Reproduce each record exactly.

─── ENTRIES SHOWN ───

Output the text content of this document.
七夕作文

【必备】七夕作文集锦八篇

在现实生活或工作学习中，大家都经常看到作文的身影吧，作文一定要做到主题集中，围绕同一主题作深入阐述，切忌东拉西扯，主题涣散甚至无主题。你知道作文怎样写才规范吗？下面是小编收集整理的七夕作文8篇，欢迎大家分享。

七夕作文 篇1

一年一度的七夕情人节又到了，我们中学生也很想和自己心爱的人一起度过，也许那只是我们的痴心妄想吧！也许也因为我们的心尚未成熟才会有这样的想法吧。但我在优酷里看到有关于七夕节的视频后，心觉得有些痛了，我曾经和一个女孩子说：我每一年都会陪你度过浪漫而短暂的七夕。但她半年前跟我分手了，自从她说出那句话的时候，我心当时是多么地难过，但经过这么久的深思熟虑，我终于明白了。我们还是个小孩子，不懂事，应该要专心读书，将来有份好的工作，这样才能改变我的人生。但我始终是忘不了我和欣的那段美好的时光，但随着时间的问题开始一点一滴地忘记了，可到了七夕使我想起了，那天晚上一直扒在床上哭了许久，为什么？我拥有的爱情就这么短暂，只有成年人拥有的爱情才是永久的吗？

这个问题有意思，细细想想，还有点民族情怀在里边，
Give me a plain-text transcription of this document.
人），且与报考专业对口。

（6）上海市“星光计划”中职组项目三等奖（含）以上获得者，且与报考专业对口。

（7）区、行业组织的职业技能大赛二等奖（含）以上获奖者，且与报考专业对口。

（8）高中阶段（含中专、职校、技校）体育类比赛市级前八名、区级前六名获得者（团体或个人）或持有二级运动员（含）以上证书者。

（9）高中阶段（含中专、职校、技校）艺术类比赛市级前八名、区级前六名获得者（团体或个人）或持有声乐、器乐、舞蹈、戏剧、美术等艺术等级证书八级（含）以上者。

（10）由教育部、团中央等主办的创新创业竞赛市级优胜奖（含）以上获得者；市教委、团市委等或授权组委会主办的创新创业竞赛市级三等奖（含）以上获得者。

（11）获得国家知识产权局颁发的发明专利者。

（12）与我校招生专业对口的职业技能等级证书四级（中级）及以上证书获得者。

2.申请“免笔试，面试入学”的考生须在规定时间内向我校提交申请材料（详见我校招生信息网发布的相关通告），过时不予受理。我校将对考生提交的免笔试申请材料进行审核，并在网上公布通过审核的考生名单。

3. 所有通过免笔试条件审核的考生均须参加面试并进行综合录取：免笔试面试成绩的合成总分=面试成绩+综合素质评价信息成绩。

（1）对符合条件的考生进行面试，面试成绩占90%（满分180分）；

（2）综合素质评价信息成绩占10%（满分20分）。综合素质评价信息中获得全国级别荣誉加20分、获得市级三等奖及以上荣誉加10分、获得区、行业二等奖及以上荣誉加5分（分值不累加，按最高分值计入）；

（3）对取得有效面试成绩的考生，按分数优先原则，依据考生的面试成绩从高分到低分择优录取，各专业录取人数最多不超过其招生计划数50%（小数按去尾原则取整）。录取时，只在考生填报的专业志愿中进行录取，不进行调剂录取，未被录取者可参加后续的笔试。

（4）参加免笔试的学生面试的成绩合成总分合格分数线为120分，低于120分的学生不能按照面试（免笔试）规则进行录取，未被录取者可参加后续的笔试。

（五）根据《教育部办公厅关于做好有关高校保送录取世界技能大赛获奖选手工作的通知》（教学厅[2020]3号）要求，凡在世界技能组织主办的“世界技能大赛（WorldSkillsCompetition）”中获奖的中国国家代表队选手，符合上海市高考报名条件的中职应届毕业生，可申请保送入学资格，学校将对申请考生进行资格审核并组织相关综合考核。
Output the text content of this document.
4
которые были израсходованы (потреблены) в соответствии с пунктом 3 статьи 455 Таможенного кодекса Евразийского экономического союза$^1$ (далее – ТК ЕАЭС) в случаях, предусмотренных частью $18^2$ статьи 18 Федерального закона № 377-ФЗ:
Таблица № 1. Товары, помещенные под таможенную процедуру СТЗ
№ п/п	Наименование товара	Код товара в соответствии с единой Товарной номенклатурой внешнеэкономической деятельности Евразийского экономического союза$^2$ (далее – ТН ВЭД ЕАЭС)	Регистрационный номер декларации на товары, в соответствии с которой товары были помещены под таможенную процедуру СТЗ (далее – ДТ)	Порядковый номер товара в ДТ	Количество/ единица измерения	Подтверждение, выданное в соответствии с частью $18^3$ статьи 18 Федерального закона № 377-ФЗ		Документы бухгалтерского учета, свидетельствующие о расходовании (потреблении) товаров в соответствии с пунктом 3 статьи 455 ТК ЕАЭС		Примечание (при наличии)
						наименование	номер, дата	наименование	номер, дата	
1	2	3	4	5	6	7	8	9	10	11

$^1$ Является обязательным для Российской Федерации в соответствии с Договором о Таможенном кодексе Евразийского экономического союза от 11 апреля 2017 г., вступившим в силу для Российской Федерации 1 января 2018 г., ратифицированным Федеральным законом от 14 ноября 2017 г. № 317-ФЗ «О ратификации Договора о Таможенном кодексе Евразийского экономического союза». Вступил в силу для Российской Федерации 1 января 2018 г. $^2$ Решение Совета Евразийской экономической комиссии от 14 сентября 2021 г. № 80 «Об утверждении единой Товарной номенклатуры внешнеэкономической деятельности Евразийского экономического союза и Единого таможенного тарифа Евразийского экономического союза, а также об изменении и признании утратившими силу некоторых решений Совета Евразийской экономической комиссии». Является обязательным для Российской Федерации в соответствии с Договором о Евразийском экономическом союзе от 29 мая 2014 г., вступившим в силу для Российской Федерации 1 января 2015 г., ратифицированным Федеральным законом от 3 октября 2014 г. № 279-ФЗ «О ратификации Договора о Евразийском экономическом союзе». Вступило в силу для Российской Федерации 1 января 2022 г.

───

** CORRECT RESULT **
Output the text content of this document.
七夕作文

【必备】七夕作文集锦八篇

在现实生活或工作学习中，大家都经常看到作文的身影吧，作文一定要做到主题集中，围绕同一主题作深入阐述，切忌东拉西扯，主题涣散甚至无主题。你知道作文怎样写才规范吗？下面是小编收集整理的七夕作文8篇，欢迎大家分享。

七夕作文 篇1

一年一度的七夕情人节又到了，我们中学生也很想和自己心爱的人一起度过，也许那只是我们的痴心妄想吧！也许也因为我们的心尚未成熟才会有这样的想法吧。但我在优酷里看到有关于七夕节的视频后，心觉得有些痛了，我曾经和一个女孩子说：我每一年都会陪你度过浪漫而短暂的七夕。但她半年前跟我分手了，自从她说出那句话的时候，我心当时是多么地难过，但经过这么久的深思熟虑，我终于明白了。我们还是个小孩子，不懂事，应该要专心读书，将来有份好的工作，这样才能改变我的人生。但我始终是忘不了我和欣的那段美好的时光，但随着时间的问题开始一点一滴地忘记了，可到了七夕使我想起了，那天晚上一直扒在床上哭了许久，为什么？我拥有的爱情就这么短暂，只有成年人拥有的爱情才是永久的吗？

这个问题有意思，细细想想，还有点民族情怀在里边，
Give me a plain-text transcription of this document.
人），且与报考专业对口。

（6）上海市“星光计划”中职组项目三等奖（含）以上获得者，且与报考专业对口。

（7）区、行业组织的职业技能大赛二等奖（含）以上获奖者，且与报考专业对口。

（8）高中阶段（含中专、职校、技校）体育类比赛市级前八名、区级前六名获得者（团体或个人）或持有二级运动员（含）以上证书者。

（9）高中阶段（含中专、职校、技校）艺术类比赛市级前八名、区级前六名获得者（团体或个人）或持有声乐、器乐、舞蹈、戏剧、美术等艺术等级证书八级（含）以上者。

（10）由教育部、团中央等主办的创新创业竞赛市级优胜奖（含）以上获得者；市教委、团市委等或授权组委会主办的创新创业竞赛市级三等奖（含）以上获得者。

（11）获得国家知识产权局颁发的发明专利者。

（12）与我校招生专业对口的职业技能等级证书四级（中级）及以上证书获得者。

2.申请“免笔试，面试入学”的考生须在规定时间内向我校提交申请材料（详见我校招生信息网发布的相关通告），过时不予受理。我校将对考生提交的免笔试申请材料进行审核，并在网上公布通过审核的考生名单。

3. 所有通过免笔试条件审核的考生均须参加面试并进行综合录取：免笔试面试成绩的合成总分=面试成绩+综合素质评价信息成绩。

（1）对符合条件的考生进行面试，面试成绩占90%（满分180分）；

（2）综合素质评价信息成绩占10%（满分20分）。综合素质评价信息中获得全国级别荣誉加20分、获得市级三等奖及以上荣誉加10分、获得区、行业二等奖及以上荣誉加5分（分值不累加，按最高分值计入）；

（3）对取得有效面试成绩的考生，按分数优先原则，依据考生的面试成绩从高分到低分择优录取，各专业录取人数最多不超过其招生计划数50%（小数按去尾原则取整）。录取时，只在考生填报的专业志愿中进行录取，不进行调剂录取，未被录取者可参加后续的笔试。

（4）参加免笔试的学生面试的成绩合成总分合格分数线为120分，低于120分的学生不能按照面试（免笔试）规则进行录取，未被录取者可参加后续的笔试。

（五）根据《教育部办公厅关于做好有关高校保送录取世界技能大赛获奖选手工作的通知》（教学厅[2020]3号）要求，凡在世界技能组织主办的“世界技能大赛（WorldSkillsCompetition）”中获奖的中国国家代表队选手，符合上海市高考报名条件的中职应届毕业生，可申请保送入学资格，学校将对申请考生进行资格审核并组织相关综合考核。
Output the text content of this document.
4
которые были израсходованы (потреблены) в соответствии с пунктом 3 статьи 455 Таможенного кодекса Евразийского экономического союза$^1$ (далее – ТК ЕАЭС) в случаях, предусмотренных частью $18^2$ статьи 18 Федерального закона № 377-ФЗ:
Таблица № 1. Товары, помещенные под таможенную процедуру СТЗ
№ п/п	Наименование товара	Код товара в соответствии с единой Товарной номенклатурой внешнеэкономической деятельности Евразийского экономического союза$^2$ (далее – ТН ВЭД ЕАЭС)	Регистрационный номер декларации на товары, в соответствии с которой товары были помещены под таможенную процедуру СТЗ (далее – ДТ)	Порядковый номер товара в ДТ	Количество/ единица измерения	Подтверждение, выданное в соответствии с частью $18^3$ статьи 18 Федерального закона № 377-ФЗ		Документы бухгалтерского учета, свидетельствующие о расходовании (потреблении) товаров в соответствии с пунктом 3 статьи 455 ТК ЕАЭС		Примечание (при наличии)
						наименование	номер, дата	наименование	номер, дата	
1	2	3	4	5	6	7	8	9	10	11

$^1$ Является обязательным для Российской Федерации в соответствии с Договором о Таможенном кодексе Евразийского экономического союза от 11 апреля 2017 г., вступившим в силу для Российской Федерации 1 января 2018 г., ратифицированным Федеральным законом от 14 ноября 2017 г. № 317-ФЗ «О ратификации Договора о Таможенном кодексе Евразийского экономического союза». Вступил в силу для Российской Федерации 1 января 2018 г. $^2$ Решение Совета Евразийской экономической комиссии от 14 сентября 2021 г. № 80 «Об утверждении единой Товарной номенклатуры внешнеэкономической деятельности Евразийского экономического союза и Единого таможенного тарифа Евразийского экономического союза, а также об изменении и признании утратившими силу некоторых решений Совета Евразийской экономической комиссии». Является обязательным для Российской Федерации в соответствии с Договором о Евразийском экономическом союзе от 29 мая 2014 г., вступившим в силу для Российской Федерации 1 января 2015 г., ратифицированным Федеральным законом от 3 октября 2014 г. № 279-ФЗ «О ратификации Договора о Евразийском экономическом союзе». Вступило в силу для Российской Федерации 1 января 2022 г.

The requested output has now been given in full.